**Stated problem**: Using the listing beneath this task, count the lines with the word "résultats" and write only the result.

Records
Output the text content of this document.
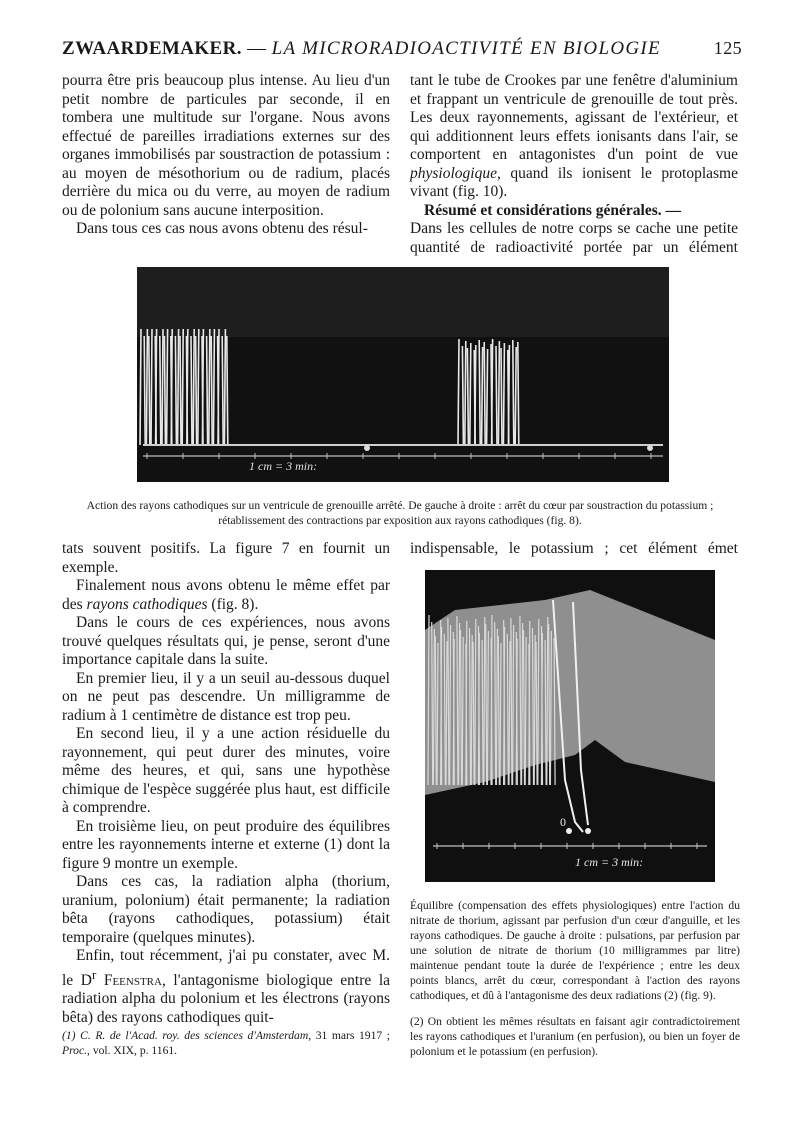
ZWAARDEMAKER. — LA MICRORADIOACTIVITÉ EN BIOLOGIE	125

pourra être pris beaucoup plus intense. Au lieu d'un petit nombre de particules par seconde, il en tombera une multitude sur l'organe. Nous avons effectué de pareilles irradiations externes sur des organes immobilisés par soustraction de potassium : au moyen de mésothorium ou de radium, placés derrière du mica ou du verre, au moyen de radium ou de polonium sans aucune interposition.

Dans tous ces cas nous avons obtenu des résul-

tant le tube de Crookes par une fenêtre d'aluminium et frappant un ventricule de grenouille de tout près. Les deux rayonnements, agissant de l'extérieur, et qui additionnent leurs effets ionisants dans l'air, se comportent en antagonistes d'un point de vue physiologique, quand ils ionisent le protoplasme vivant (fig. 10).

Résumé et considérations générales. —

Dans les cellules de notre corps se cache une petite quantité de radioactivité portée par un élément

1 cm = 3 min:
Action des rayons cathodiques sur un ventricule de grenouille arrêté. De gauche à droite : arrêt du cœur par soustraction du potassium ; rétablissement des contractions par exposition aux rayons cathodiques (fig. 8).

tats souvent positifs. La figure 7 en fournit un exemple.

Finalement nous avons obtenu le même effet par des rayons cathodiques (fig. 8).

Dans le cours de ces expériences, nous avons trouvé quelques résultats qui, je pense, seront d'une importance capitale dans la suite.

En premier lieu, il y a un seuil au-dessous duquel on ne peut pas descendre. Un milligramme de radium à 1 centimètre de distance est trop peu.

En second lieu, il y a une action résiduelle du rayonnement, qui peut durer des minutes, voire même des heures, et qui, sans une hypothèse chimique de l'espèce suggérée plus haut, est difficile à comprendre.

En troisième lieu, on peut produire des équilibres entre les rayonnements interne et externe (1) dont la figure 9 montre un exemple.

Dans ces cas, la radiation alpha (thorium, uranium, polonium) était permanente; la radiation bêta (rayons cathodiques, potassium) était temporaire (quelques minutes).

Enfin, tout récemment, j'ai pu constater, avec M. le $D^r$ Feenstra, l'antagonisme biologique entre la radiation alpha du polonium et les électrons (rayons bêta) des rayons cathodiques quit-

(1) C. R. de l'Acad. roy. des sciences d'Amsterdam, 31 mars 1917 ; Proc., vol. XIX, p. 1161.

indispensable, le potassium ; cet élément émet

0
1 cm = 3 min:
Équilibre (compensation des effets physiologiques) entre l'action du nitrate de thorium, agissant par perfusion d'un cœur d'anguille, et les rayons cathodiques. De gauche à droite : pulsations, par perfusion par une solution de nitrate de thorium (10 milligrammes par litre) maintenue pendant toute la durée de l'expérience ; entre les deux points blancs, arrêt du cœur, correspondant à l'action des rayons cathodiques, et dû à l'antagonisme des deux radiations (2) (fig. 9).
(2) On obtient les mêmes résultats en faisant agir contradictoirement les rayons cathodiques et l'uranium (en perfusion), ou bien un foyer de polonium et le potassium (en perfusion).
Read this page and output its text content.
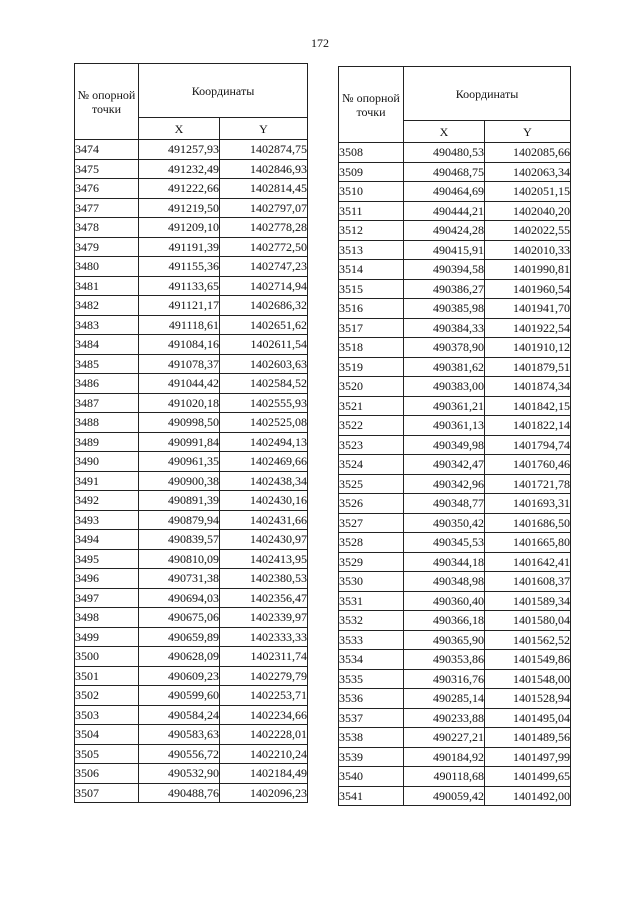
172
№ опорной точки	Координаты	
	X	Y
3474	491257,93	1402874,75
3475	491232,49	1402846,93
3476	491222,66	1402814,45
3477	491219,50	1402797,07
3478	491209,10	1402778,28
3479	491191,39	1402772,50
3480	491155,36	1402747,23
3481	491133,65	1402714,94
3482	491121,17	1402686,32
3483	491118,61	1402651,62
3484	491084,16	1402611,54
3485	491078,37	1402603,63
3486	491044,42	1402584,52
3487	491020,18	1402555,93
3488	490998,50	1402525,08
3489	490991,84	1402494,13
3490	490961,35	1402469,66
3491	490900,38	1402438,34
3492	490891,39	1402430,16
3493	490879,94	1402431,66
3494	490839,57	1402430,97
3495	490810,09	1402413,95
3496	490731,38	1402380,53
3497	490694,03	1402356,47
3498	490675,06	1402339,97
3499	490659,89	1402333,33
3500	490628,09	1402311,74
3501	490609,23	1402279,79
3502	490599,60	1402253,71
3503	490584,24	1402234,66
3504	490583,63	1402228,01
3505	490556,72	1402210,24
3506	490532,90	1402184,49
3507	490488,76	1402096,23
№ опорной точки	Координаты	
	X	Y
3508	490480,53	1402085,66
3509	490468,75	1402063,34
3510	490464,69	1402051,15
3511	490444,21	1402040,20
3512	490424,28	1402022,55
3513	490415,91	1402010,33
3514	490394,58	1401990,81
3515	490386,27	1401960,54
3516	490385,98	1401941,70
3517	490384,33	1401922,54
3518	490378,90	1401910,12
3519	490381,62	1401879,51
3520	490383,00	1401874,34
3521	490361,21	1401842,15
3522	490361,13	1401822,14
3523	490349,98	1401794,74
3524	490342,47	1401760,46
3525	490342,96	1401721,78
3526	490348,77	1401693,31
3527	490350,42	1401686,50
3528	490345,53	1401665,80
3529	490344,18	1401642,41
3530	490348,98	1401608,37
3531	490360,40	1401589,34
3532	490366,18	1401580,04
3533	490365,90	1401562,52
3534	490353,86	1401549,86
3535	490316,76	1401548,00
3536	490285,14	1401528,94
3537	490233,88	1401495,04
3538	490227,21	1401489,56
3539	490184,92	1401497,99
3540	490118,68	1401499,65
3541	490059,42	1401492,00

**Task output**: 2